## WHAT TO WORK ON
Every line of the material is to be quoted verbatim, minus the pictures.

## DATA LINES
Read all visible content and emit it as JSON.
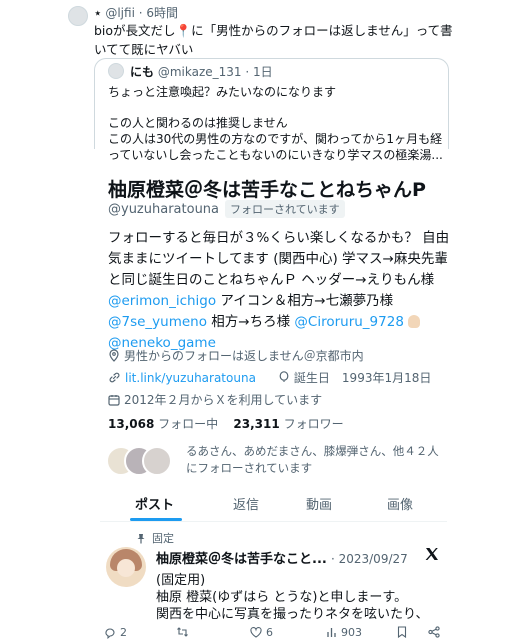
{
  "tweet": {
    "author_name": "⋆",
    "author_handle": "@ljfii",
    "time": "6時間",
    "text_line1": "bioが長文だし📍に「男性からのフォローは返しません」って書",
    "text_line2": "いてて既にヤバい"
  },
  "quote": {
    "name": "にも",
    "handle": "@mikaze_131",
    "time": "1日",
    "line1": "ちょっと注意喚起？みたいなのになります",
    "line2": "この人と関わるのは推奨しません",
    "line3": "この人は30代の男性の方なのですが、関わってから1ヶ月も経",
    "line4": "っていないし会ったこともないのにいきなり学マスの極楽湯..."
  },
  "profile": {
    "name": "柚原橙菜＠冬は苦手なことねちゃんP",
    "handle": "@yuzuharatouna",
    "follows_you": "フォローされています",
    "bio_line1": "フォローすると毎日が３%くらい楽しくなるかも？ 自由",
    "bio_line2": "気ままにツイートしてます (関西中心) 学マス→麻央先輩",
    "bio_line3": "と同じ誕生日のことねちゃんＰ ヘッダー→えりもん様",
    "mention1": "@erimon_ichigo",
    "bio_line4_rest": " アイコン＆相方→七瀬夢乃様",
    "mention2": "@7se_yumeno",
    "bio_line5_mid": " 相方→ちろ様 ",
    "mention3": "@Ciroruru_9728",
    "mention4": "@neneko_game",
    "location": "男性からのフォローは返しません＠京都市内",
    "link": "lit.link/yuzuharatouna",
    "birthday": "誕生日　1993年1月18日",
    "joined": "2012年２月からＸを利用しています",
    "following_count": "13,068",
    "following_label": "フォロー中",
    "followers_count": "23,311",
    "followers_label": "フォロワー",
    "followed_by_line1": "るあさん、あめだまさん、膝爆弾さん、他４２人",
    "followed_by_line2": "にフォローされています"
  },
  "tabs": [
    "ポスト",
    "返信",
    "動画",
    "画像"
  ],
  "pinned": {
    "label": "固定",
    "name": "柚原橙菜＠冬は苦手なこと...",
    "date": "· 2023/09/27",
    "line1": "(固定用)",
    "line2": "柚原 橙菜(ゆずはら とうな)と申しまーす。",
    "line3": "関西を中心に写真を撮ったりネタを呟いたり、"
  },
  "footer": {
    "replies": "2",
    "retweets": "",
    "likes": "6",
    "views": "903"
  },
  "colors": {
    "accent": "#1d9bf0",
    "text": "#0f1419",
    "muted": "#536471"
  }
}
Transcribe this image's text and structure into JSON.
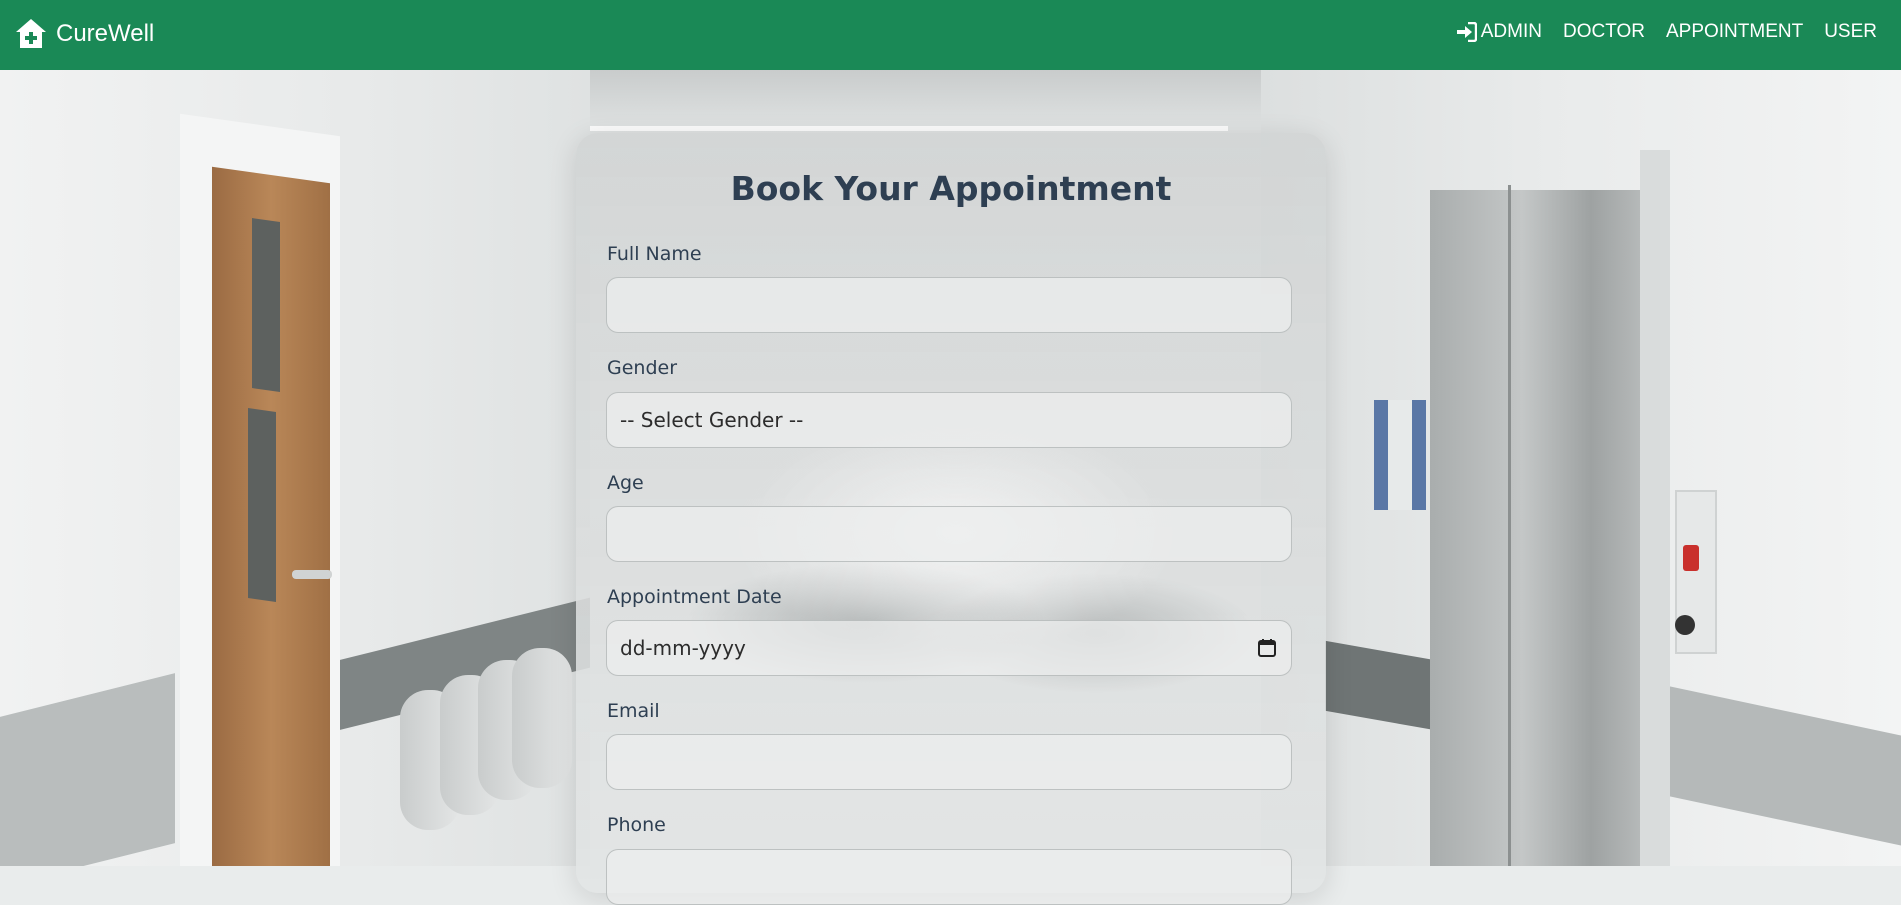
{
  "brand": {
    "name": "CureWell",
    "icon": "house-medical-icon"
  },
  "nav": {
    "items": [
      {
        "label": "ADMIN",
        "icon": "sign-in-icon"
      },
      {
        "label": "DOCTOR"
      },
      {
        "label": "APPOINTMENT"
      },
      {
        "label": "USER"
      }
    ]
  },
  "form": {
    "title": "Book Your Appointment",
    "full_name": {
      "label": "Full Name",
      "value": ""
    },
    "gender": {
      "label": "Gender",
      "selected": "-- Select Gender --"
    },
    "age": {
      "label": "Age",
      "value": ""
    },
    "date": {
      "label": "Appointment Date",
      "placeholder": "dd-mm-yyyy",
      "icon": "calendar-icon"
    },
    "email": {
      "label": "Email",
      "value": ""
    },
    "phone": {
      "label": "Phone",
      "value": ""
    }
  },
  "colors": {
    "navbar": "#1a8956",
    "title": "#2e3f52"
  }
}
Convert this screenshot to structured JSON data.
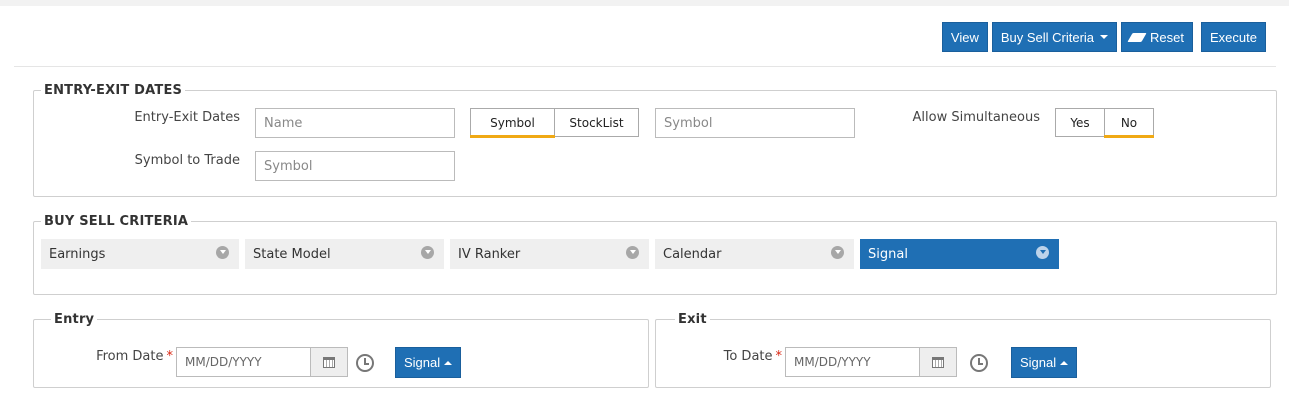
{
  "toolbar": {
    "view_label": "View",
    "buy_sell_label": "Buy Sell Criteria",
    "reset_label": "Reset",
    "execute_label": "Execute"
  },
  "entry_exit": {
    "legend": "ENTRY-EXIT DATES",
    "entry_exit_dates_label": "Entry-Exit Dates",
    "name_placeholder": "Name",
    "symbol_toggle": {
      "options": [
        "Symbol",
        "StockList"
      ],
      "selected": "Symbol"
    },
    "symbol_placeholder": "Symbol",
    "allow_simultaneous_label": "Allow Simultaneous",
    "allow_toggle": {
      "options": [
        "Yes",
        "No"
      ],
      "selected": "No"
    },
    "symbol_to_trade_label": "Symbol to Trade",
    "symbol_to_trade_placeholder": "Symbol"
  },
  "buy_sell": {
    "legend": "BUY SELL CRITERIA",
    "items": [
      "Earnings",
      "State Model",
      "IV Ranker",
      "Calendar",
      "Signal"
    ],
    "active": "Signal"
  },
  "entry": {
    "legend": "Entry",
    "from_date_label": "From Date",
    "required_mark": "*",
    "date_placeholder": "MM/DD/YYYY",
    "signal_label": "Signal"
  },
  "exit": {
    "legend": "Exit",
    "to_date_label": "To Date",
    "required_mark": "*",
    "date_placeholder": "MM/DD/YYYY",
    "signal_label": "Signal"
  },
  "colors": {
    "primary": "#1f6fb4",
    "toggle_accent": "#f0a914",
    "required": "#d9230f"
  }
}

## SOLUTION TO THIS TASK
Read all visible content and emit it as JSON.
{
  "tweet": {
    "author_name": "⋆",
    "author_handle": "@ljfii",
    "time": "6時間",
    "text_line1": "bioが長文だし📍に「男性からのフォローは返しません」って書",
    "text_line2": "いてて既にヤバい"
  },
  "quote": {
    "name": "にも",
    "handle": "@mikaze_131",
    "time": "1日",
    "line1": "ちょっと注意喚起？みたいなのになります",
    "line2": "この人と関わるのは推奨しません",
    "line3": "この人は30代の男性の方なのですが、関わってから1ヶ月も経",
    "line4": "っていないし会ったこともないのにいきなり学マスの極楽湯..."
  },
  "profile": {
    "name": "柚原橙菜＠冬は苦手なことねちゃんP",
    "handle": "@yuzuharatouna",
    "follows_you": "フォローされています",
    "bio_line1": "フォローすると毎日が３%くらい楽しくなるかも？ 自由",
    "bio_line2": "気ままにツイートしてます (関西中心) 学マス→麻央先輩",
    "bio_line3": "と同じ誕生日のことねちゃんＰ ヘッダー→えりもん様",
    "mention1": "@erimon_ichigo",
    "bio_line4_rest": " アイコン＆相方→七瀬夢乃様",
    "mention2": "@7se_yumeno",
    "bio_line5_mid": " 相方→ちろ様 ",
    "mention3": "@Ciroruru_9728",
    "mention4": "@neneko_game",
    "location": "男性からのフォローは返しません＠京都市内",
    "link": "lit.link/yuzuharatouna",
    "birthday": "誕生日　1993年1月18日",
    "joined": "2012年２月からＸを利用しています",
    "following_count": "13,068",
    "following_label": "フォロー中",
    "followers_count": "23,311",
    "followers_label": "フォロワー",
    "followed_by_line1": "るあさん、あめだまさん、膝爆弾さん、他４２人",
    "followed_by_line2": "にフォローされています"
  },
  "tabs": [
    "ポスト",
    "返信",
    "動画",
    "画像"
  ],
  "pinned": {
    "label": "固定",
    "name": "柚原橙菜＠冬は苦手なこと...",
    "date": "· 2023/09/27",
    "line1": "(固定用)",
    "line2": "柚原 橙菜(ゆずはら とうな)と申しまーす。",
    "line3": "関西を中心に写真を撮ったりネタを呟いたり、"
  },
  "footer": {
    "replies": "2",
    "retweets": "",
    "likes": "6",
    "views": "903"
  },
  "colors": {
    "accent": "#1d9bf0",
    "text": "#0f1419",
    "muted": "#536471"
  }
}
Transcribe this image's text and structure into JSON.
{
  "brand": {
    "name": "CureWell",
    "icon": "house-medical-icon"
  },
  "nav": {
    "items": [
      {
        "label": "ADMIN",
        "icon": "sign-in-icon"
      },
      {
        "label": "DOCTOR"
      },
      {
        "label": "APPOINTMENT"
      },
      {
        "label": "USER"
      }
    ]
  },
  "form": {
    "title": "Book Your Appointment",
    "full_name": {
      "label": "Full Name",
      "value": ""
    },
    "gender": {
      "label": "Gender",
      "selected": "-- Select Gender --"
    },
    "age": {
      "label": "Age",
      "value": ""
    },
    "date": {
      "label": "Appointment Date",
      "placeholder": "dd-mm-yyyy",
      "icon": "calendar-icon"
    },
    "email": {
      "label": "Email",
      "value": ""
    },
    "phone": {
      "label": "Phone",
      "value": ""
    }
  },
  "colors": {
    "navbar": "#1a8956",
    "title": "#2e3f52"
  }
}
Convert this screenshot to structured JSON data.
{
  "toolbar": {
    "view_label": "View",
    "buy_sell_label": "Buy Sell Criteria",
    "reset_label": "Reset",
    "execute_label": "Execute"
  },
  "entry_exit": {
    "legend": "ENTRY-EXIT DATES",
    "entry_exit_dates_label": "Entry-Exit Dates",
    "name_placeholder": "Name",
    "symbol_toggle": {
      "options": [
        "Symbol",
        "StockList"
      ],
      "selected": "Symbol"
    },
    "symbol_placeholder": "Symbol",
    "allow_simultaneous_label": "Allow Simultaneous",
    "allow_toggle": {
      "options": [
        "Yes",
        "No"
      ],
      "selected": "No"
    },
    "symbol_to_trade_label": "Symbol to Trade",
    "symbol_to_trade_placeholder": "Symbol"
  },
  "buy_sell": {
    "legend": "BUY SELL CRITERIA",
    "items": [
      "Earnings",
      "State Model",
      "IV Ranker",
      "Calendar",
      "Signal"
    ],
    "active": "Signal"
  },
  "entry": {
    "legend": "Entry",
    "from_date_label": "From Date",
    "required_mark": "*",
    "date_placeholder": "MM/DD/YYYY",
    "signal_label": "Signal"
  },
  "exit": {
    "legend": "Exit",
    "to_date_label": "To Date",
    "required_mark": "*",
    "date_placeholder": "MM/DD/YYYY",
    "signal_label": "Signal"
  },
  "colors": {
    "primary": "#1f6fb4",
    "toggle_accent": "#f0a914",
    "required": "#d9230f"
  }
}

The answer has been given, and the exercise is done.